= GIVEN PROBLEM =
Pictures appear in the records below; write out everything else exactly.
******
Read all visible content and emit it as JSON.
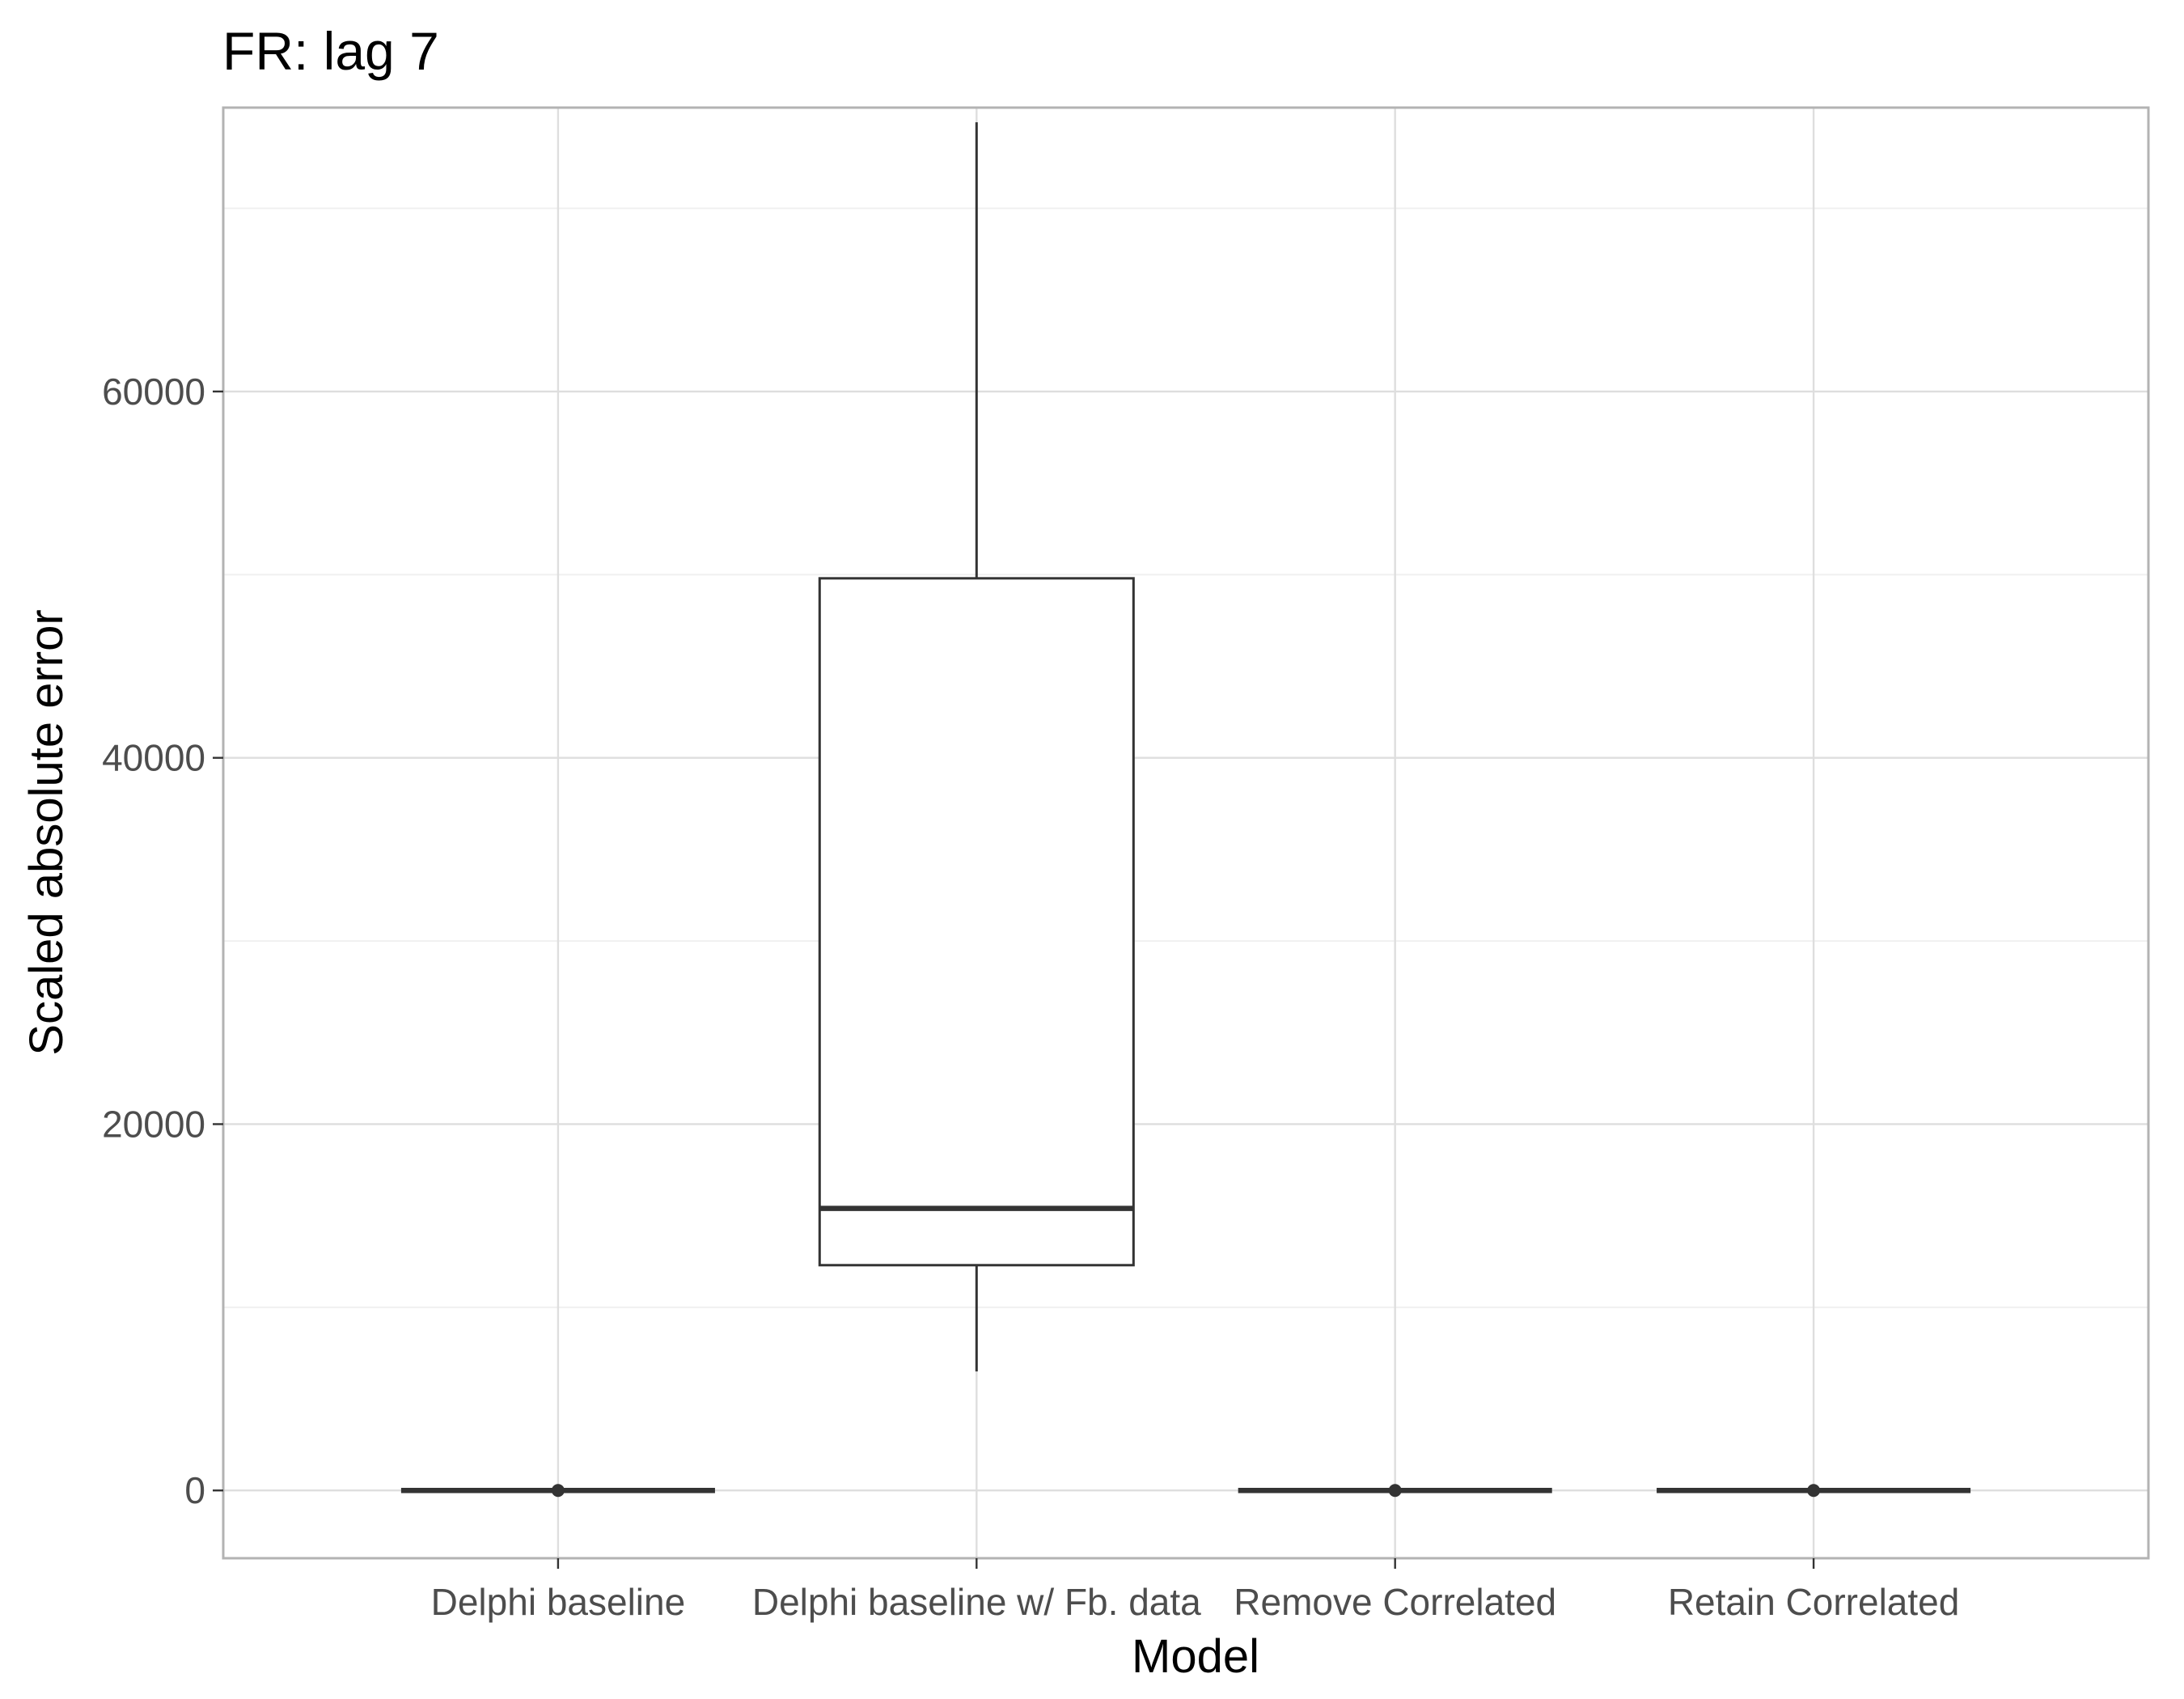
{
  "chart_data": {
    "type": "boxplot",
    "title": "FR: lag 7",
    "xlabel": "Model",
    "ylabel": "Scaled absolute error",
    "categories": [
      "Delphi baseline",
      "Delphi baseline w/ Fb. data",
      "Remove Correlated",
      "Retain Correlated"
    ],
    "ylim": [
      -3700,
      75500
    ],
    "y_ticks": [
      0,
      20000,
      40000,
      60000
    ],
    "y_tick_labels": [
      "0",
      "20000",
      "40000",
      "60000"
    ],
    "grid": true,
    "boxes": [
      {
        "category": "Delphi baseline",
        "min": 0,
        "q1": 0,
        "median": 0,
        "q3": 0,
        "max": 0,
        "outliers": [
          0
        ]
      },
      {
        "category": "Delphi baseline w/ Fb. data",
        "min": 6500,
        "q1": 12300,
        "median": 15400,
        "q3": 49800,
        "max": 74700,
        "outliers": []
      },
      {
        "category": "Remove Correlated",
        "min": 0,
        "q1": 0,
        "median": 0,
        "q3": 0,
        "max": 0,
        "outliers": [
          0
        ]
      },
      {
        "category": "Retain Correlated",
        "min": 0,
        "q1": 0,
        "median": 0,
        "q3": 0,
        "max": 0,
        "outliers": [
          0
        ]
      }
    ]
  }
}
******
= EXERCISE RESULT =
Read all visible content and emit it as JSON.
{
  "chart_data": {
    "type": "boxplot",
    "title": "FR: lag 7",
    "xlabel": "Model",
    "ylabel": "Scaled absolute error",
    "categories": [
      "Delphi baseline",
      "Delphi baseline w/ Fb. data",
      "Remove Correlated",
      "Retain Correlated"
    ],
    "ylim": [
      -3700,
      75500
    ],
    "y_ticks": [
      0,
      20000,
      40000,
      60000
    ],
    "y_tick_labels": [
      "0",
      "20000",
      "40000",
      "60000"
    ],
    "grid": true,
    "boxes": [
      {
        "category": "Delphi baseline",
        "min": 0,
        "q1": 0,
        "median": 0,
        "q3": 0,
        "max": 0,
        "outliers": [
          0
        ]
      },
      {
        "category": "Delphi baseline w/ Fb. data",
        "min": 6500,
        "q1": 12300,
        "median": 15400,
        "q3": 49800,
        "max": 74700,
        "outliers": []
      },
      {
        "category": "Remove Correlated",
        "min": 0,
        "q1": 0,
        "median": 0,
        "q3": 0,
        "max": 0,
        "outliers": [
          0
        ]
      },
      {
        "category": "Retain Correlated",
        "min": 0,
        "q1": 0,
        "median": 0,
        "q3": 0,
        "max": 0,
        "outliers": [
          0
        ]
      }
    ]
  }
}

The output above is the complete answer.